# What to produce
Each entry that follows is to be retyped exactly. Pictures do not belong in the copy.

# Data provided

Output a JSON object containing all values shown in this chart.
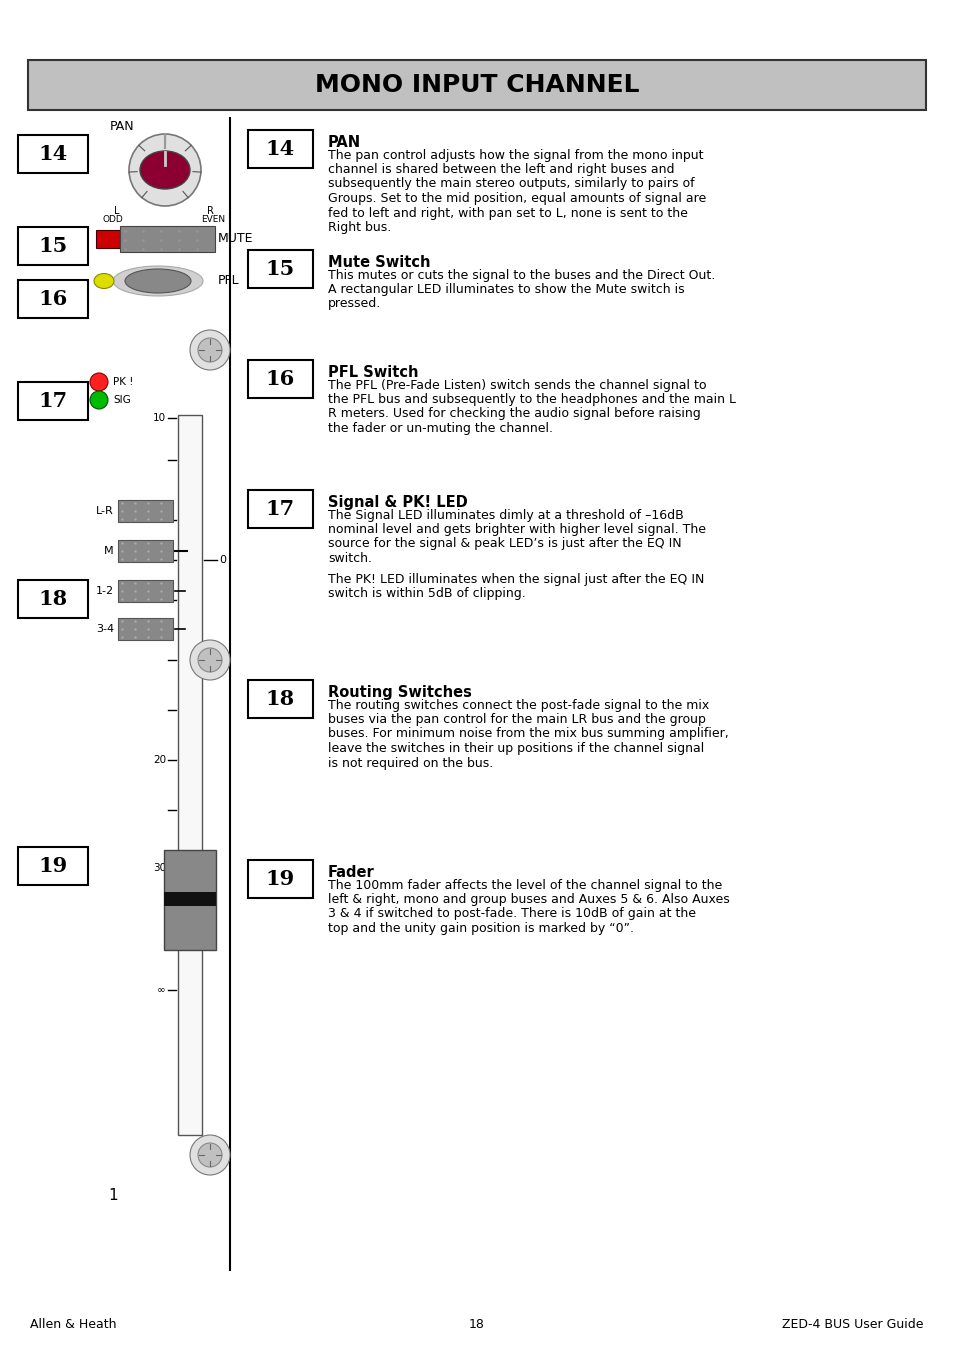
{
  "title": "MONO INPUT CHANNEL",
  "title_bg": "#c0c0c0",
  "page_bg": "#ffffff",
  "footer_left": "Allen & Heath",
  "footer_center": "18",
  "footer_right": "ZED-4 BUS User Guide",
  "sections": [
    {
      "num": "14",
      "heading": "PAN",
      "body": "The pan control adjusts how the signal from the mono input channel is shared between the left and right buses and subsequently the main stereo outputs, similarly to pairs of Groups. Set to the mid position, equal amounts of signal are fed to left and right, with pan set to L, none is sent to the Right bus."
    },
    {
      "num": "15",
      "heading": "Mute Switch",
      "body": "This mutes or cuts the signal to the buses and the Direct Out. A rectangular LED illuminates to show the Mute switch is pressed."
    },
    {
      "num": "16",
      "heading": "PFL Switch",
      "body": "The PFL (Pre-Fade Listen) switch sends the channel signal to the PFL bus and subsequently to the headphones and the main L R meters. Used for checking the audio signal before raising the fader or un-muting the channel."
    },
    {
      "num": "17",
      "heading": "Signal & PK! LED",
      "body1": "The Signal LED illuminates dimly at a threshold of –16dB nominal level and gets brighter with higher level signal. The source for the signal & peak LED’s is just after the EQ IN switch.",
      "body2": "The PK! LED illuminates when the signal just after the EQ IN switch is within 5dB of clipping."
    },
    {
      "num": "18",
      "heading": "Routing Switches",
      "body": "The routing switches connect the post-fade signal to the mix buses via the pan control for the main LR bus and the group buses. For minimum noise from the mix bus summing amplifier, leave the switches in their up positions if the channel signal is not required on the bus."
    },
    {
      "num": "19",
      "heading": "Fader",
      "body": "The 100mm fader affects the level of the channel signal to the left & right, mono and group buses and Auxes 5 & 6. Also Auxes 3 & 4 if switched to post-fade. There is 10dB of gain at the top and the unity gain position is marked by “0”."
    }
  ]
}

# Response below
Output a JSON object containing all values shown in this chart.
{
  "title": "MONO INPUT CHANNEL",
  "title_bg": "#c0c0c0",
  "page_bg": "#ffffff",
  "footer_left": "Allen & Heath",
  "footer_center": "18",
  "footer_right": "ZED-4 BUS User Guide",
  "sections": [
    {
      "num": "14",
      "heading": "PAN",
      "body": "The pan control adjusts how the signal from the mono input channel is shared between the left and right buses and subsequently the main stereo outputs, similarly to pairs of Groups. Set to the mid position, equal amounts of signal are fed to left and right, with pan set to L, none is sent to the Right bus."
    },
    {
      "num": "15",
      "heading": "Mute Switch",
      "body": "This mutes or cuts the signal to the buses and the Direct Out. A rectangular LED illuminates to show the Mute switch is pressed."
    },
    {
      "num": "16",
      "heading": "PFL Switch",
      "body": "The PFL (Pre-Fade Listen) switch sends the channel signal to the PFL bus and subsequently to the headphones and the main L R meters. Used for checking the audio signal before raising the fader or un-muting the channel."
    },
    {
      "num": "17",
      "heading": "Signal & PK! LED",
      "body1": "The Signal LED illuminates dimly at a threshold of –16dB nominal level and gets brighter with higher level signal. The source for the signal & peak LED’s is just after the EQ IN switch.",
      "body2": "The PK! LED illuminates when the signal just after the EQ IN switch is within 5dB of clipping."
    },
    {
      "num": "18",
      "heading": "Routing Switches",
      "body": "The routing switches connect the post-fade signal to the mix buses via the pan control for the main LR bus and the group buses. For minimum noise from the mix bus summing amplifier, leave the switches in their up positions if the channel signal is not required on the bus."
    },
    {
      "num": "19",
      "heading": "Fader",
      "body": "The 100mm fader affects the level of the channel signal to the left & right, mono and group buses and Auxes 5 & 6. Also Auxes 3 & 4 if switched to post-fade. There is 10dB of gain at the top and the unity gain position is marked by “0”."
    }
  ]
}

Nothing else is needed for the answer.